Data supplied:
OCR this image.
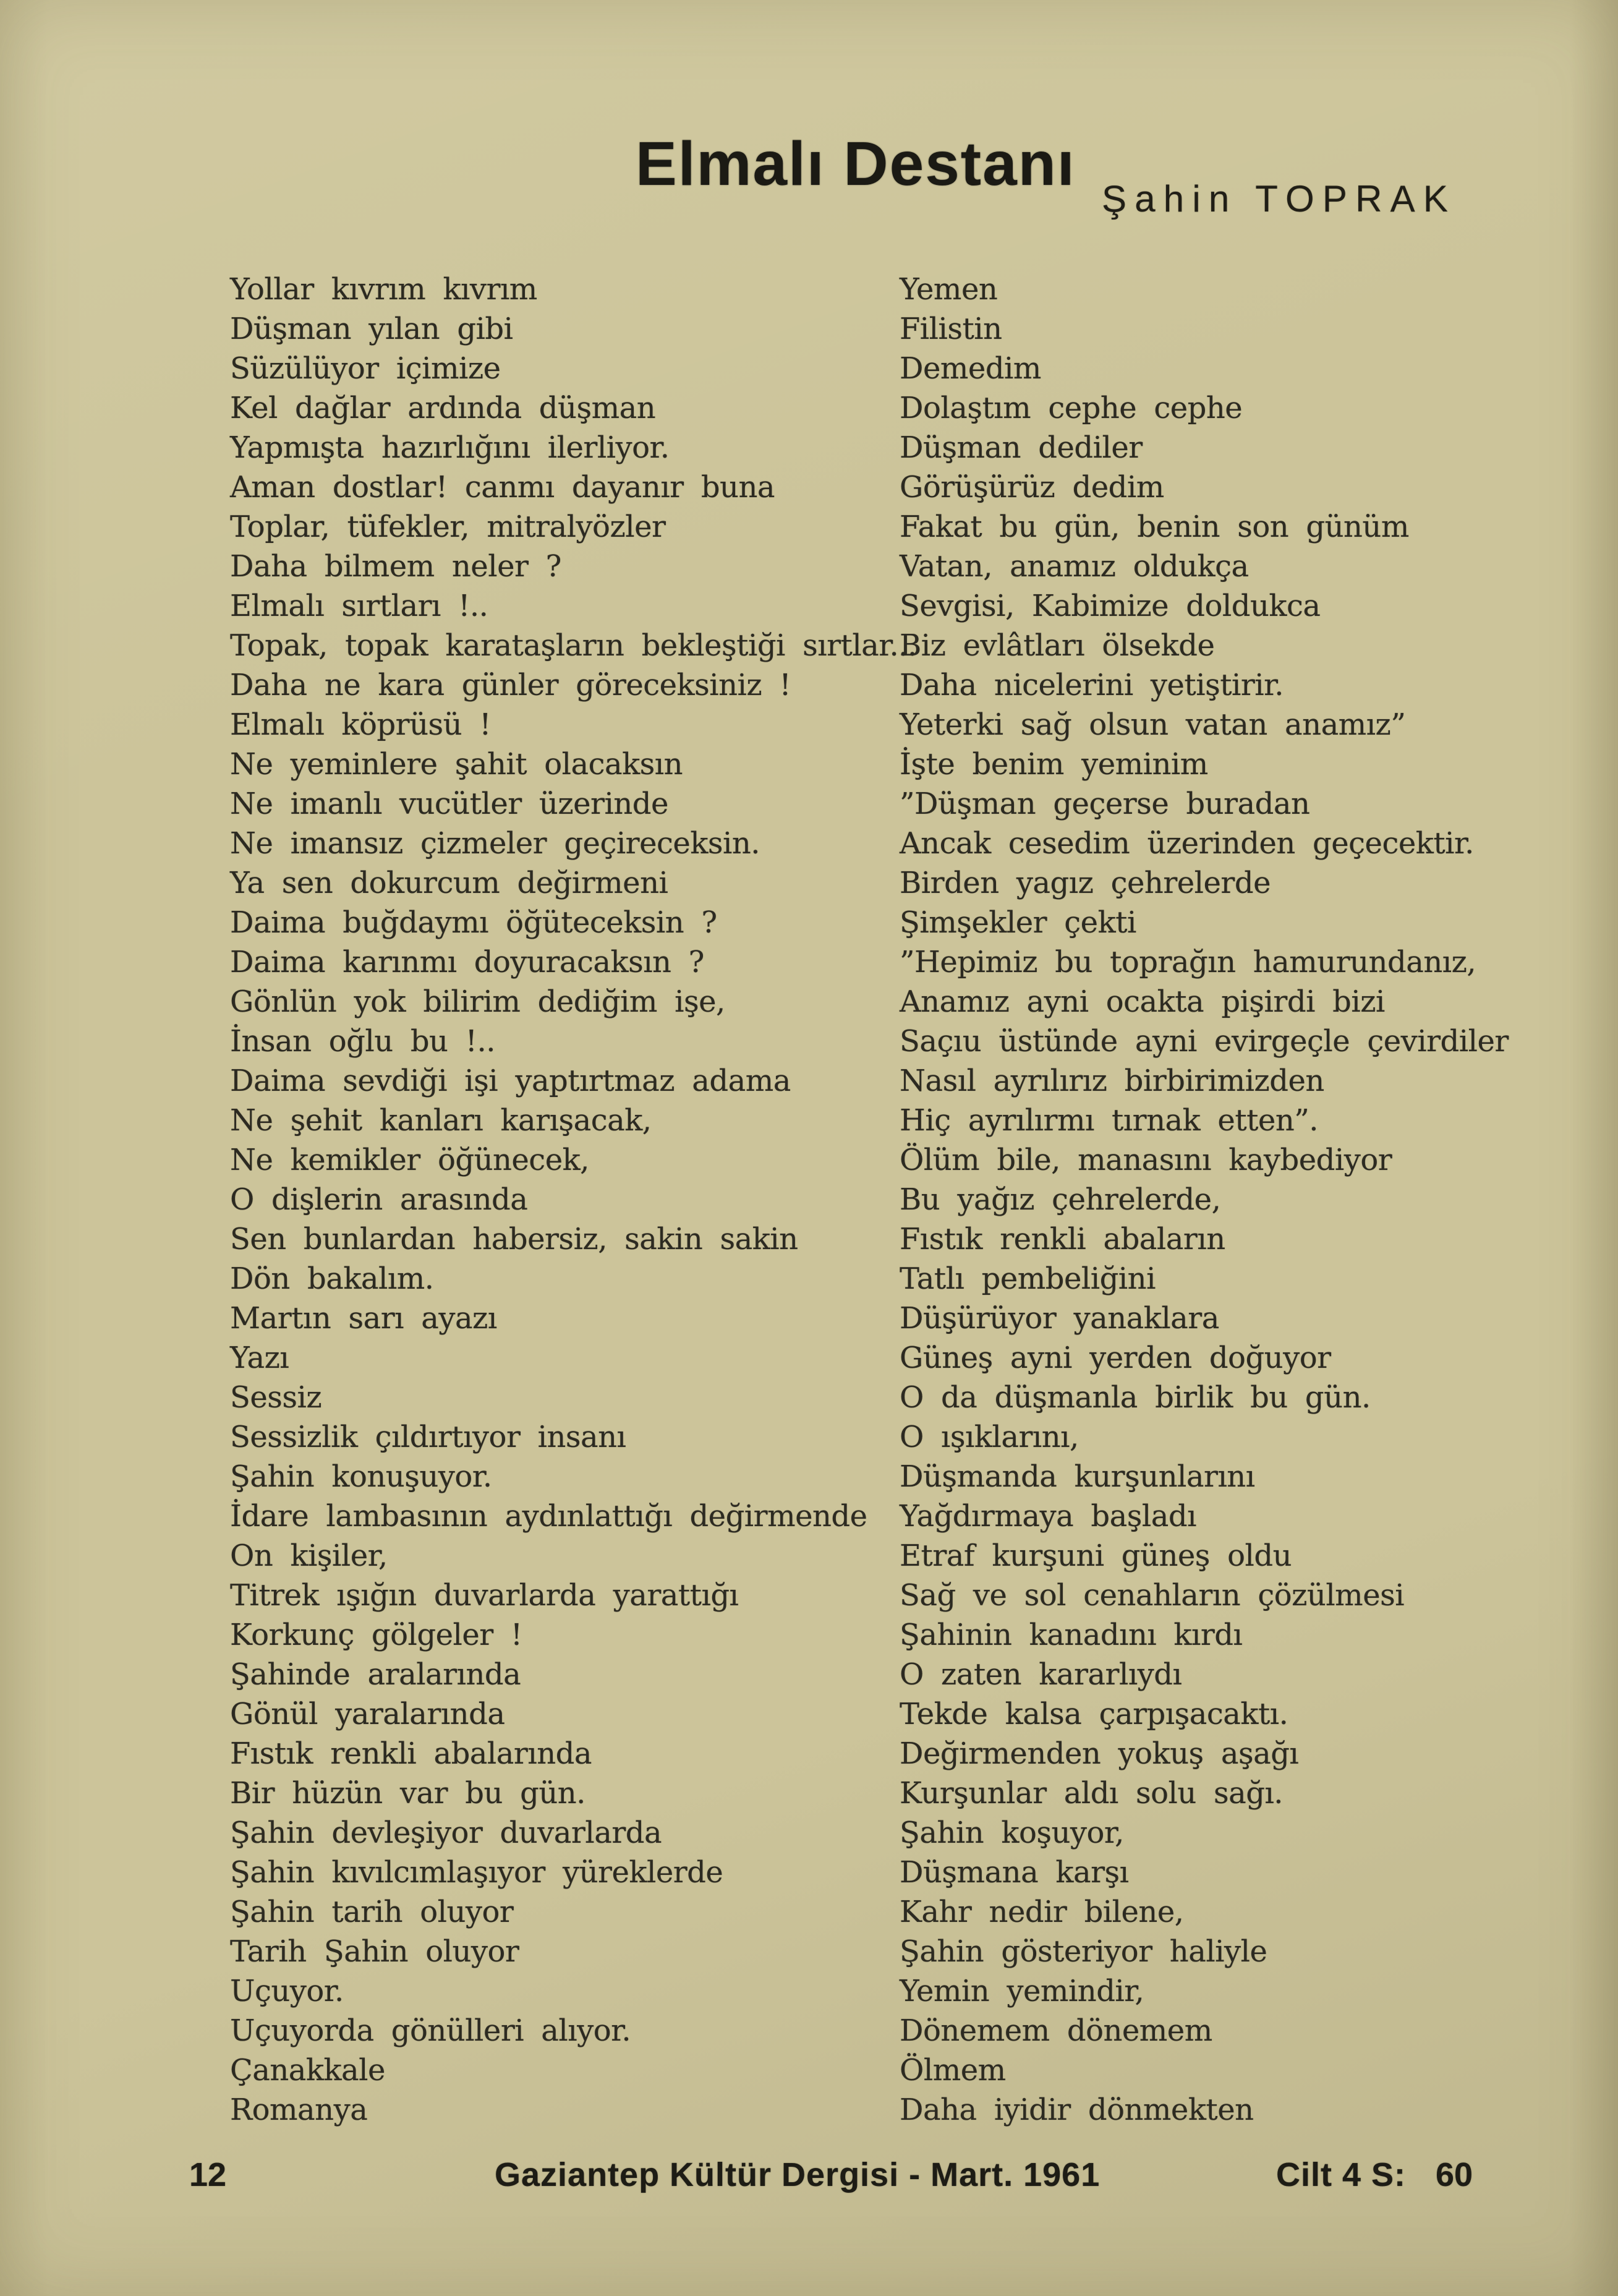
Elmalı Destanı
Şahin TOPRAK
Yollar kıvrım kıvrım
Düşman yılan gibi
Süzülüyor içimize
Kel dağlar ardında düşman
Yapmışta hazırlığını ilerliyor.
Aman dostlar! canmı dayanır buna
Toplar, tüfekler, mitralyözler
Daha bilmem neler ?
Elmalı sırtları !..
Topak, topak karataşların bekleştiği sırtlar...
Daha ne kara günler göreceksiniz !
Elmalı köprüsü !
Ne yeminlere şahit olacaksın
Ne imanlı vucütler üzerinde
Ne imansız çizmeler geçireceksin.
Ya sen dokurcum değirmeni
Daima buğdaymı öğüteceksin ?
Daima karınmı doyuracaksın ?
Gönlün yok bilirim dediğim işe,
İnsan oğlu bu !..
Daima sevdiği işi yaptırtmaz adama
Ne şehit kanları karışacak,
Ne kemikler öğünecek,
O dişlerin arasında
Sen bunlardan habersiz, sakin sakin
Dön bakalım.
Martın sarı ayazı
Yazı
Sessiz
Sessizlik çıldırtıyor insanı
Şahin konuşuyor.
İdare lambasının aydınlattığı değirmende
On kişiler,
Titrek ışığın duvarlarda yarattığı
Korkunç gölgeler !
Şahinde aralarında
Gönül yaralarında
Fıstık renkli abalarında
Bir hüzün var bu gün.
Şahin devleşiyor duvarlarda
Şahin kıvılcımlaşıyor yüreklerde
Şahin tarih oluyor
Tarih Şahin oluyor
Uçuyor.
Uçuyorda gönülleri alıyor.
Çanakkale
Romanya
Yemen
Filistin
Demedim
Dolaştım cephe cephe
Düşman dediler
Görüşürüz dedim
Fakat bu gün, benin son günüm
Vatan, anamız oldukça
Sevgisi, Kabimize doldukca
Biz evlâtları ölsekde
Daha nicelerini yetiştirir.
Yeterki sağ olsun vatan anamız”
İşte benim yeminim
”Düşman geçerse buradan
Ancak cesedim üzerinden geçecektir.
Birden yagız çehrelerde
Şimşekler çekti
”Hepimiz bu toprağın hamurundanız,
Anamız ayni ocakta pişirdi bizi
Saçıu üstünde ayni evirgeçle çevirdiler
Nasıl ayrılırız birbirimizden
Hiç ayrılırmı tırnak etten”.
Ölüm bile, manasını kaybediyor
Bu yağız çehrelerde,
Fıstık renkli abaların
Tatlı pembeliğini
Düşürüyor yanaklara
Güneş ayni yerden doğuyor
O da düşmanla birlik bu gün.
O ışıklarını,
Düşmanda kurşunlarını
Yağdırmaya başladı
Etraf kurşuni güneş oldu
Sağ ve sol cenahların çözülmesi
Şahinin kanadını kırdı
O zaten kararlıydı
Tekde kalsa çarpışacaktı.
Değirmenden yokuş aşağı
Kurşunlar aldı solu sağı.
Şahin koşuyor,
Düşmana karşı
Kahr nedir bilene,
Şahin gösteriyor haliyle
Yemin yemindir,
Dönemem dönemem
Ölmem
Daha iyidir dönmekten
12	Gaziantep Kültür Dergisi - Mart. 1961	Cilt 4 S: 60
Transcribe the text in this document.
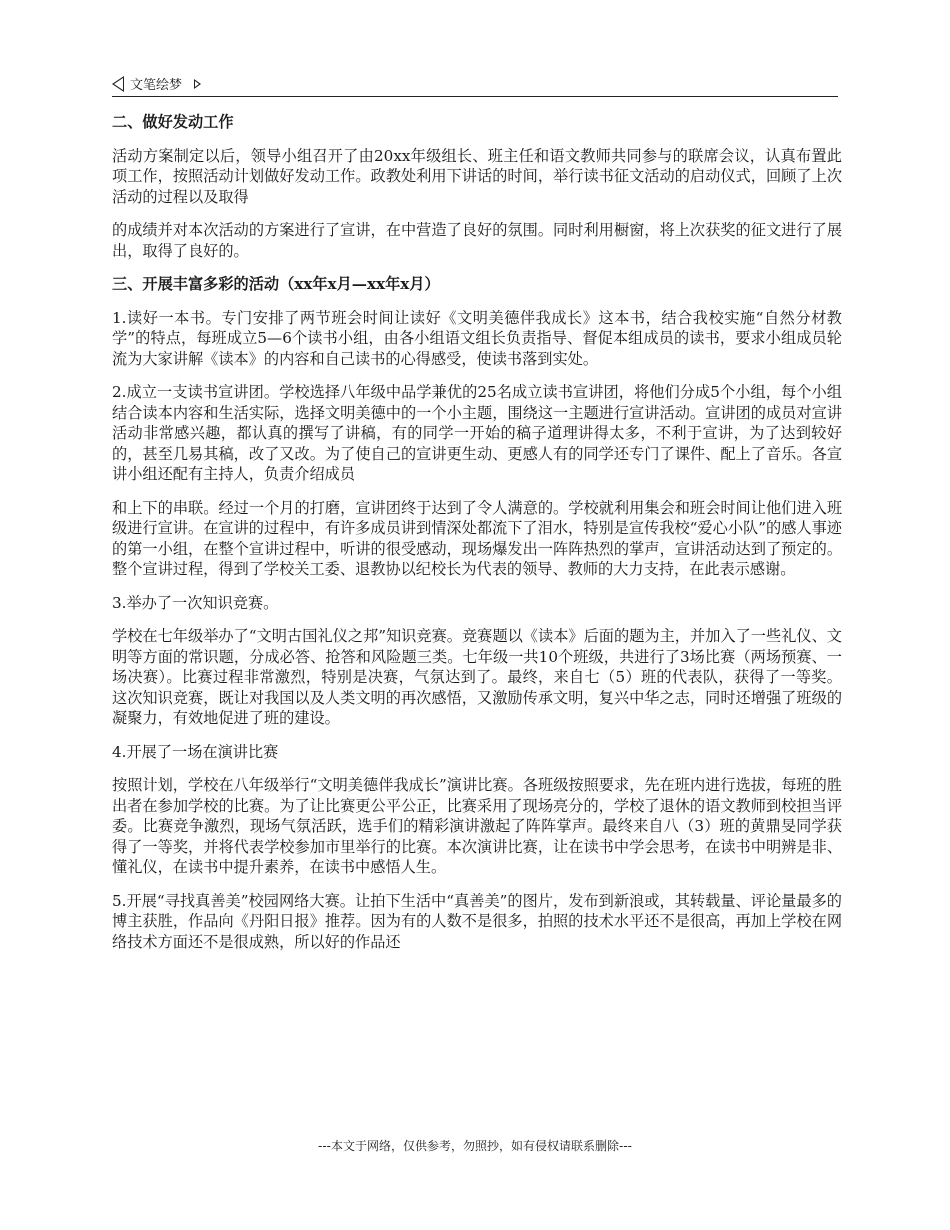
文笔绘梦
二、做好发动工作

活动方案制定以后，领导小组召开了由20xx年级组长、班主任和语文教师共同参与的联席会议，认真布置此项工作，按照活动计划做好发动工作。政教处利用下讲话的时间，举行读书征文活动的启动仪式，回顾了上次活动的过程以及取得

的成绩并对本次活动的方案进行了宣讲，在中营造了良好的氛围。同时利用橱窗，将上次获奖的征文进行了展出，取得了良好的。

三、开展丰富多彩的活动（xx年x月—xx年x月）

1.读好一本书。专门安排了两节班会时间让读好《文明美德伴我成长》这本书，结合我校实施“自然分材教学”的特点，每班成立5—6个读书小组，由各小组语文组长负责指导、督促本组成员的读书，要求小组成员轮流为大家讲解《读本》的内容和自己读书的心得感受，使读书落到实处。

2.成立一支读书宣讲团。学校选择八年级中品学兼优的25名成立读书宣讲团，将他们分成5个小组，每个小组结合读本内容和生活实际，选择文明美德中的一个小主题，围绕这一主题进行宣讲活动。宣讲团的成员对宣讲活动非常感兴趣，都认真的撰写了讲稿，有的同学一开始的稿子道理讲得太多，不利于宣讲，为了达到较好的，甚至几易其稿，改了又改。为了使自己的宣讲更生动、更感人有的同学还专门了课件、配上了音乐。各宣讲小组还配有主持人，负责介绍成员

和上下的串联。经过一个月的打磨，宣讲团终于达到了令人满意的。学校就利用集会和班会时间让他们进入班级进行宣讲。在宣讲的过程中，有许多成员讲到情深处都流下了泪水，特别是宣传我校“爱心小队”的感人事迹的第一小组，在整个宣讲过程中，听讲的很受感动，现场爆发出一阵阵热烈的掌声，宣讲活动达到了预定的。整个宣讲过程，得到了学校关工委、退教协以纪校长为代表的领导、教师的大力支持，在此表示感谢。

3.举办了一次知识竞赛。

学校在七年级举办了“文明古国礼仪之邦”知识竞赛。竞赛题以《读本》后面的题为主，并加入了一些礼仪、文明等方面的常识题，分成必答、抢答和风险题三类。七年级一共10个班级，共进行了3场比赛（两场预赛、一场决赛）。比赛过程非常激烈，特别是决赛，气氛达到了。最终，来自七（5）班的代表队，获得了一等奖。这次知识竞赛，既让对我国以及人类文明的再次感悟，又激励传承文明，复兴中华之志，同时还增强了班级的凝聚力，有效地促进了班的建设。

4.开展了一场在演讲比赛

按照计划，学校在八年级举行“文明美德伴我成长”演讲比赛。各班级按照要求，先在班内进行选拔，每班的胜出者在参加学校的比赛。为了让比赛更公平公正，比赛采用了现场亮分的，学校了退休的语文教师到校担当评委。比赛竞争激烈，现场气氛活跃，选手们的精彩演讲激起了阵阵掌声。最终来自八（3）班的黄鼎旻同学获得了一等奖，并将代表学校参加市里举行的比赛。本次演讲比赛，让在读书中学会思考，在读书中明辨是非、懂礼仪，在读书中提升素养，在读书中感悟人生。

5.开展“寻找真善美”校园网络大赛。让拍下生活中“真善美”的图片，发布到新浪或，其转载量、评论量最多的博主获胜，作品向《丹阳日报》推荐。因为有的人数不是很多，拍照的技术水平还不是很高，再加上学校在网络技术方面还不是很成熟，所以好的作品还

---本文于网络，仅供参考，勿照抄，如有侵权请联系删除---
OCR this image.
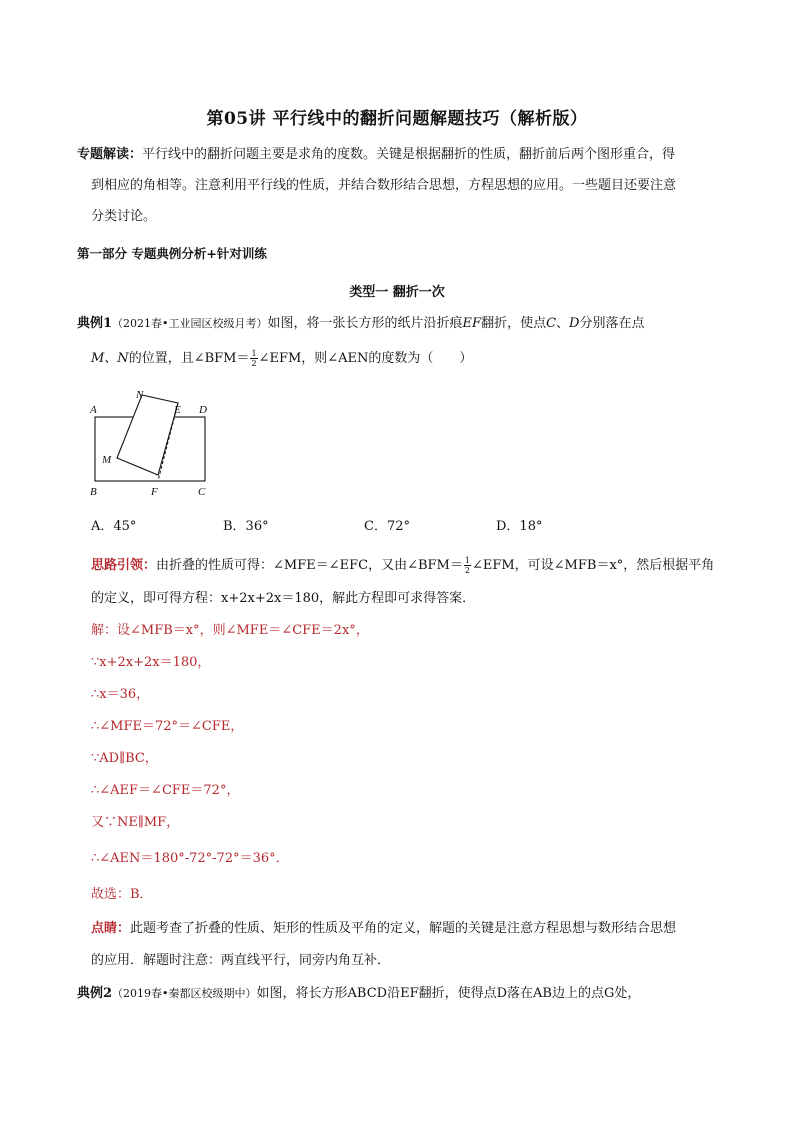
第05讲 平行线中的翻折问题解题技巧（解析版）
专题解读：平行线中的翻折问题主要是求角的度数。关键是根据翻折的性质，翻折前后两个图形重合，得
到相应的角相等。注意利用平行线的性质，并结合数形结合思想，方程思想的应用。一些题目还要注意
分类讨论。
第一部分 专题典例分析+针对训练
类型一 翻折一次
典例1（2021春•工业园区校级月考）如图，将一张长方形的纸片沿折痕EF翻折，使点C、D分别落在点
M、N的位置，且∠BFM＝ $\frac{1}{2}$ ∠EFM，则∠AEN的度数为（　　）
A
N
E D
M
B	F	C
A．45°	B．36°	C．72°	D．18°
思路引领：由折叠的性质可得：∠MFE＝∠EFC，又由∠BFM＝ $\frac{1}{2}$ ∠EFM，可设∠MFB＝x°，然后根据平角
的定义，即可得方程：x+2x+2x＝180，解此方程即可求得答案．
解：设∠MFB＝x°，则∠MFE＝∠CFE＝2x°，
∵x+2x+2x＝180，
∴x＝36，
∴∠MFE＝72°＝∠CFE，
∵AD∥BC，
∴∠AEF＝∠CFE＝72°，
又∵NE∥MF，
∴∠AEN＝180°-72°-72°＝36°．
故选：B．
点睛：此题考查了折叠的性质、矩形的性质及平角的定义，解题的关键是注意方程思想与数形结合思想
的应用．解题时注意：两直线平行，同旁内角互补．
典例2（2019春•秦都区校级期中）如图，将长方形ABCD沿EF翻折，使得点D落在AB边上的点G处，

Required task:
Output each line of the listing above, word for word, from the one holding "Transcribe the text in this document." through the last line, both included; omit the pictures.

Exercise output:
Transcribe the text in this document.
文笔绘梦
二、做好发动工作

活动方案制定以后，领导小组召开了由20xx年级组长、班主任和语文教师共同参与的联席会议，认真布置此项工作，按照活动计划做好发动工作。政教处利用下讲话的时间，举行读书征文活动的启动仪式，回顾了上次活动的过程以及取得

的成绩并对本次活动的方案进行了宣讲，在中营造了良好的氛围。同时利用橱窗，将上次获奖的征文进行了展出，取得了良好的。

三、开展丰富多彩的活动（xx年x月—xx年x月）

1.读好一本书。专门安排了两节班会时间让读好《文明美德伴我成长》这本书，结合我校实施“自然分材教学”的特点，每班成立5—6个读书小组，由各小组语文组长负责指导、督促本组成员的读书，要求小组成员轮流为大家讲解《读本》的内容和自己读书的心得感受，使读书落到实处。

2.成立一支读书宣讲团。学校选择八年级中品学兼优的25名成立读书宣讲团，将他们分成5个小组，每个小组结合读本内容和生活实际，选择文明美德中的一个小主题，围绕这一主题进行宣讲活动。宣讲团的成员对宣讲活动非常感兴趣，都认真的撰写了讲稿，有的同学一开始的稿子道理讲得太多，不利于宣讲，为了达到较好的，甚至几易其稿，改了又改。为了使自己的宣讲更生动、更感人有的同学还专门了课件、配上了音乐。各宣讲小组还配有主持人，负责介绍成员

和上下的串联。经过一个月的打磨，宣讲团终于达到了令人满意的。学校就利用集会和班会时间让他们进入班级进行宣讲。在宣讲的过程中，有许多成员讲到情深处都流下了泪水，特别是宣传我校“爱心小队”的感人事迹的第一小组，在整个宣讲过程中，听讲的很受感动，现场爆发出一阵阵热烈的掌声，宣讲活动达到了预定的。整个宣讲过程，得到了学校关工委、退教协以纪校长为代表的领导、教师的大力支持，在此表示感谢。

3.举办了一次知识竞赛。

学校在七年级举办了“文明古国礼仪之邦”知识竞赛。竞赛题以《读本》后面的题为主，并加入了一些礼仪、文明等方面的常识题，分成必答、抢答和风险题三类。七年级一共10个班级，共进行了3场比赛（两场预赛、一场决赛）。比赛过程非常激烈，特别是决赛，气氛达到了。最终，来自七（5）班的代表队，获得了一等奖。这次知识竞赛，既让对我国以及人类文明的再次感悟，又激励传承文明，复兴中华之志，同时还增强了班级的凝聚力，有效地促进了班的建设。

4.开展了一场在演讲比赛

按照计划，学校在八年级举行“文明美德伴我成长”演讲比赛。各班级按照要求，先在班内进行选拔，每班的胜出者在参加学校的比赛。为了让比赛更公平公正，比赛采用了现场亮分的，学校了退休的语文教师到校担当评委。比赛竞争激烈，现场气氛活跃，选手们的精彩演讲激起了阵阵掌声。最终来自八（3）班的黄鼎旻同学获得了一等奖，并将代表学校参加市里举行的比赛。本次演讲比赛，让在读书中学会思考，在读书中明辨是非、懂礼仪，在读书中提升素养，在读书中感悟人生。

5.开展“寻找真善美”校园网络大赛。让拍下生活中“真善美”的图片，发布到新浪或，其转载量、评论量最多的博主获胜，作品向《丹阳日报》推荐。因为有的人数不是很多，拍照的技术水平还不是很高，再加上学校在网络技术方面还不是很成熟，所以好的作品还

---本文于网络，仅供参考，勿照抄，如有侵权请联系删除---
OCR this image.
第05讲 平行线中的翻折问题解题技巧（解析版）
专题解读：平行线中的翻折问题主要是求角的度数。关键是根据翻折的性质，翻折前后两个图形重合，得
到相应的角相等。注意利用平行线的性质，并结合数形结合思想，方程思想的应用。一些题目还要注意
分类讨论。
第一部分 专题典例分析+针对训练
类型一 翻折一次
典例1（2021春•工业园区校级月考）如图，将一张长方形的纸片沿折痕EF翻折，使点C、D分别落在点
M、N的位置，且∠BFM＝ $\frac{1}{2}$ ∠EFM，则∠AEN的度数为（　　）
A
N
E D
M
B	F	C
A．45°	B．36°	C．72°	D．18°
思路引领：由折叠的性质可得：∠MFE＝∠EFC，又由∠BFM＝ $\frac{1}{2}$ ∠EFM，可设∠MFB＝x°，然后根据平角
的定义，即可得方程：x+2x+2x＝180，解此方程即可求得答案．
解：设∠MFB＝x°，则∠MFE＝∠CFE＝2x°，
∵x+2x+2x＝180，
∴x＝36，
∴∠MFE＝72°＝∠CFE，
∵AD∥BC，
∴∠AEF＝∠CFE＝72°，
又∵NE∥MF，
∴∠AEN＝180°-72°-72°＝36°．
故选：B．
点睛：此题考查了折叠的性质、矩形的性质及平角的定义，解题的关键是注意方程思想与数形结合思想
的应用．解题时注意：两直线平行，同旁内角互补．
典例2（2019春•秦都区校级期中）如图，将长方形ABCD沿EF翻折，使得点D落在AB边上的点G处，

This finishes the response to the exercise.